▼

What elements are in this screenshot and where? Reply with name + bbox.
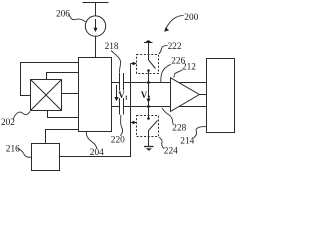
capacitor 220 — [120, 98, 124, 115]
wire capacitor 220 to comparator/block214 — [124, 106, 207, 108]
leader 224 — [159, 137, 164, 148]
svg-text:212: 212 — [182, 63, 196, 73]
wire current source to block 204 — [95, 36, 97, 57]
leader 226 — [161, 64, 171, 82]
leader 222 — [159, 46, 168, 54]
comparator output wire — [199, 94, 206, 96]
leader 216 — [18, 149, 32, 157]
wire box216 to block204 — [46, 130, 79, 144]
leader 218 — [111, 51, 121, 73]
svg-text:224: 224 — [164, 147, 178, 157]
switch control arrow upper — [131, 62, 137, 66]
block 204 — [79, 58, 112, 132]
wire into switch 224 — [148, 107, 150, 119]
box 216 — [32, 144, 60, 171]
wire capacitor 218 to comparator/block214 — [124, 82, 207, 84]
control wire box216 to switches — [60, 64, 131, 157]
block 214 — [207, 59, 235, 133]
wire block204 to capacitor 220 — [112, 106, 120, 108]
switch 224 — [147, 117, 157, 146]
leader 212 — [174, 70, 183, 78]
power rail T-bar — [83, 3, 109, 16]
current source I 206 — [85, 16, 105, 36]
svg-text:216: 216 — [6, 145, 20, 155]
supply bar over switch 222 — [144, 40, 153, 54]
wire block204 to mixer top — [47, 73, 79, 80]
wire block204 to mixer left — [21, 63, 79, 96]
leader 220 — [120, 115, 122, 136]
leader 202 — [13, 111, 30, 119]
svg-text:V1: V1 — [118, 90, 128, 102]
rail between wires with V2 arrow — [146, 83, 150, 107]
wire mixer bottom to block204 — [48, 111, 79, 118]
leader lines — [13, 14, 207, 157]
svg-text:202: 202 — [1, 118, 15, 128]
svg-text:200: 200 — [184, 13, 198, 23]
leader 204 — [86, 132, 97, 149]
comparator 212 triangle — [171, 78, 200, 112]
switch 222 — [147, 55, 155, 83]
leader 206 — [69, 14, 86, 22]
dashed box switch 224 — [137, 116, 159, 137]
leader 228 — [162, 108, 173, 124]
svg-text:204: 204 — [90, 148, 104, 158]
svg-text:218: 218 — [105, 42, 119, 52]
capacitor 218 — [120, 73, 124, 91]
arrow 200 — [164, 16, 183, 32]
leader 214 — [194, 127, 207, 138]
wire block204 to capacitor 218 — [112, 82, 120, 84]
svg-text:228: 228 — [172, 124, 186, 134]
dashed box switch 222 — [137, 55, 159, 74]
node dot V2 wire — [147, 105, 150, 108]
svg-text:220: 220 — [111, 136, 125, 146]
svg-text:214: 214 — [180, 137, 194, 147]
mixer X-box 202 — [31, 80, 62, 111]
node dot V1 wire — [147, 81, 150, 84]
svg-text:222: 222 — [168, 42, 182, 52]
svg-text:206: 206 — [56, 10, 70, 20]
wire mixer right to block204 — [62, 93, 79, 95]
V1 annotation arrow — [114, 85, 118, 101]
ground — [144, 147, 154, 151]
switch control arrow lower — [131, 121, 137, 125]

▲
▼

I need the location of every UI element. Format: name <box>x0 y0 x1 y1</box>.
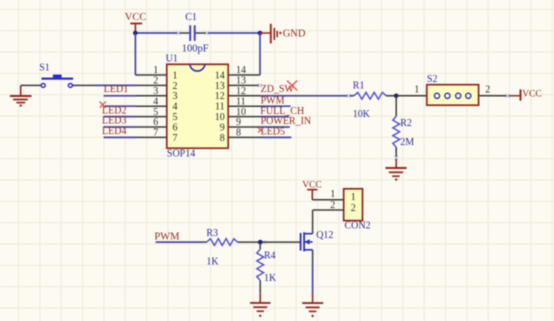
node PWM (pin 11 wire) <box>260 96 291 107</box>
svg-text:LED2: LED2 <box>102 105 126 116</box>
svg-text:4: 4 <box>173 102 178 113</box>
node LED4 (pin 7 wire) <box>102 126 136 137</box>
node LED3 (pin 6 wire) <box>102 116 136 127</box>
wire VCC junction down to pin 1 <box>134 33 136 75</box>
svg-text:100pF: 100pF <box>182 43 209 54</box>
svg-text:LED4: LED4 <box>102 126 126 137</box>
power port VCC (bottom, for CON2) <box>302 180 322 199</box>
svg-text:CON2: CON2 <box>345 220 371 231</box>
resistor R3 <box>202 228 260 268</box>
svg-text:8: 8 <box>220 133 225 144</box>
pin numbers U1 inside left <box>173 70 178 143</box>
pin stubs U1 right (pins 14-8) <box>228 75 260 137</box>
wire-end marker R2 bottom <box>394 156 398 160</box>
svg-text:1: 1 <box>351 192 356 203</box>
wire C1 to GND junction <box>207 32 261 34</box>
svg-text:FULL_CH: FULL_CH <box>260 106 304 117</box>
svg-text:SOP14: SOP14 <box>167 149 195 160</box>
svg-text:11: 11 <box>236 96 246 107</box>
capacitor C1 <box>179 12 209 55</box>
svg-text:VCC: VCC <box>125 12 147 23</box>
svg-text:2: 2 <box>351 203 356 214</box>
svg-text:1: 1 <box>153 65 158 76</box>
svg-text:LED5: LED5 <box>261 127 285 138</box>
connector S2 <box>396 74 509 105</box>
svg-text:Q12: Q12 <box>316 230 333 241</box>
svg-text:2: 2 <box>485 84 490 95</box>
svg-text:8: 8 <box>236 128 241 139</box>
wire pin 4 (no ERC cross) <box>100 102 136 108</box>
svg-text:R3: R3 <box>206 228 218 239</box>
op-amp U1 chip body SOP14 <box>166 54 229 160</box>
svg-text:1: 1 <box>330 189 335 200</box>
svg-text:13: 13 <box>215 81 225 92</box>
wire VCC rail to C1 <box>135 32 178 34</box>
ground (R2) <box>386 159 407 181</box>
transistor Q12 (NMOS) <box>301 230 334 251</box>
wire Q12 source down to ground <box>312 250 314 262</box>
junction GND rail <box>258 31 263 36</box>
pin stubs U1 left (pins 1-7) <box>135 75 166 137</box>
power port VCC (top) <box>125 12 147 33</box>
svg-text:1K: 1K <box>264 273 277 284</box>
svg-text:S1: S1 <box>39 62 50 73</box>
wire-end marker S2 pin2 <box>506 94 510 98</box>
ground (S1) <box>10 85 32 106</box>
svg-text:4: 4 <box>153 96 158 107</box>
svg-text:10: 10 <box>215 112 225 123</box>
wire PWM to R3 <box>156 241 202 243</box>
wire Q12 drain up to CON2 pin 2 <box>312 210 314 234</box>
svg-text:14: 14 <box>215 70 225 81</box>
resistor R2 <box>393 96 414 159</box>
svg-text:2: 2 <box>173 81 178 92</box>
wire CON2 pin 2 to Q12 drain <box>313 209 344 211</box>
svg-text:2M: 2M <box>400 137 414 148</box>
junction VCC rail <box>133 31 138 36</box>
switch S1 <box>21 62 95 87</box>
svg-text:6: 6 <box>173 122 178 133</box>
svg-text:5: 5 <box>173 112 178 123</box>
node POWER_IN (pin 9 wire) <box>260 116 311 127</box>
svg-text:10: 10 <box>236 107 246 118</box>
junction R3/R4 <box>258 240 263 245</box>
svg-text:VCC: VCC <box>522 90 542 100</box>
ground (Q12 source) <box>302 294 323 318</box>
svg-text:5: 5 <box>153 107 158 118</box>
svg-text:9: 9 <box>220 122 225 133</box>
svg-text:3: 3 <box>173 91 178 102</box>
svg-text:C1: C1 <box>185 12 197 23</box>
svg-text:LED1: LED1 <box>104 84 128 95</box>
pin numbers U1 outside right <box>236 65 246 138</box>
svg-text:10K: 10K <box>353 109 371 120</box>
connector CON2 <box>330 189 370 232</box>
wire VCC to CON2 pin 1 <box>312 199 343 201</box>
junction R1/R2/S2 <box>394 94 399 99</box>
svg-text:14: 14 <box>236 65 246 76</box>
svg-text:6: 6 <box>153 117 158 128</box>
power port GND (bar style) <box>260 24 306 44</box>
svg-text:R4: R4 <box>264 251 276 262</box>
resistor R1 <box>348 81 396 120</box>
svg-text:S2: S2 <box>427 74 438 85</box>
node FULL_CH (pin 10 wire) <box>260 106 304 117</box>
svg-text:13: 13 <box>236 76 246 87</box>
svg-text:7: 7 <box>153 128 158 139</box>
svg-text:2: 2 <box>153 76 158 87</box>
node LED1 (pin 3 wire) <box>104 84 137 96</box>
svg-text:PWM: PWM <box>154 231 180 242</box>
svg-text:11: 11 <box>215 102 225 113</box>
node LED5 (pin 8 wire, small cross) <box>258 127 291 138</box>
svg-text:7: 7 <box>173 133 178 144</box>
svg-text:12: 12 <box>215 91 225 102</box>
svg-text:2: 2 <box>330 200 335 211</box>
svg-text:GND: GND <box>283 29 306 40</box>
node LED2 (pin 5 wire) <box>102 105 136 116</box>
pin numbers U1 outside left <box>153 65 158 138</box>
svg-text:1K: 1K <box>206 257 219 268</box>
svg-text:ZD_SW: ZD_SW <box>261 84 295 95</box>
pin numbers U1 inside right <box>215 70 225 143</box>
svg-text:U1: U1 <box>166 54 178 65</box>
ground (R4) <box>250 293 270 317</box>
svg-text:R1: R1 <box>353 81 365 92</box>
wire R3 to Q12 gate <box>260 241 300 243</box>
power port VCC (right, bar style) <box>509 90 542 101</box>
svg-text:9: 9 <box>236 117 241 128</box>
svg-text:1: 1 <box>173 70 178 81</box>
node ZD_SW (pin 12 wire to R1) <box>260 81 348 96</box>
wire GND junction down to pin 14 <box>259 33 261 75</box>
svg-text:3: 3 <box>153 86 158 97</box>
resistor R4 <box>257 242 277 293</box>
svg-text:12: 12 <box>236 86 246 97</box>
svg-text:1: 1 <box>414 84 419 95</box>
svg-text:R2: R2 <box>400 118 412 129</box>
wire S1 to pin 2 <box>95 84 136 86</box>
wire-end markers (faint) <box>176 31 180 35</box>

▲

PROBLEM TO SOLVE
Print, unchanged, the part of the listing that opens with the line containing "capacitor 220 — [120, 98, 124, 115]" and closes with the line containing "wire mixer bottom", both lines included.

COMPLETE RESPONSE
capacitor 220 — [120, 98, 124, 115]
wire capacitor 220 to comparator/block214 — [124, 106, 207, 108]
leader 224 — [159, 137, 164, 148]
svg-text:212: 212 — [182, 63, 196, 73]
wire current source to block 204 — [95, 36, 97, 57]
leader 226 — [161, 64, 171, 82]
leader 222 — [159, 46, 168, 54]
comparator output wire — [199, 94, 206, 96]
leader 216 — [18, 149, 32, 157]
wire box216 to block204 — [46, 130, 79, 144]
leader 218 — [111, 51, 121, 73]
svg-text:224: 224 — [164, 147, 178, 157]
switch control arrow upper — [131, 62, 137, 66]
block 204 — [79, 58, 112, 132]
wire into switch 224 — [148, 107, 150, 119]
box 216 — [32, 144, 60, 171]
wire capacitor 218 to comparator/block214 — [124, 82, 207, 84]
control wire box216 to switches — [60, 64, 131, 157]
block 214 — [207, 59, 235, 133]
wire block204 to capacitor 220 — [112, 106, 120, 108]
switch 224 — [147, 117, 157, 146]
leader 212 — [174, 70, 183, 78]
power rail T-bar — [83, 3, 109, 16]
current source I 206 — [85, 16, 105, 36]
svg-text:216: 216 — [6, 145, 20, 155]
supply bar over switch 222 — [144, 40, 153, 54]
wire block204 to mixer top — [47, 73, 79, 80]
wire block204 to mixer left — [21, 63, 79, 96]
leader 220 — [120, 115, 122, 136]
leader 202 — [13, 111, 30, 119]
svg-text:V1: V1 — [118, 90, 128, 102]
rail between wires with V2 arrow — [146, 83, 150, 107]
wire mixer bottom to block204 — [48, 111, 79, 118]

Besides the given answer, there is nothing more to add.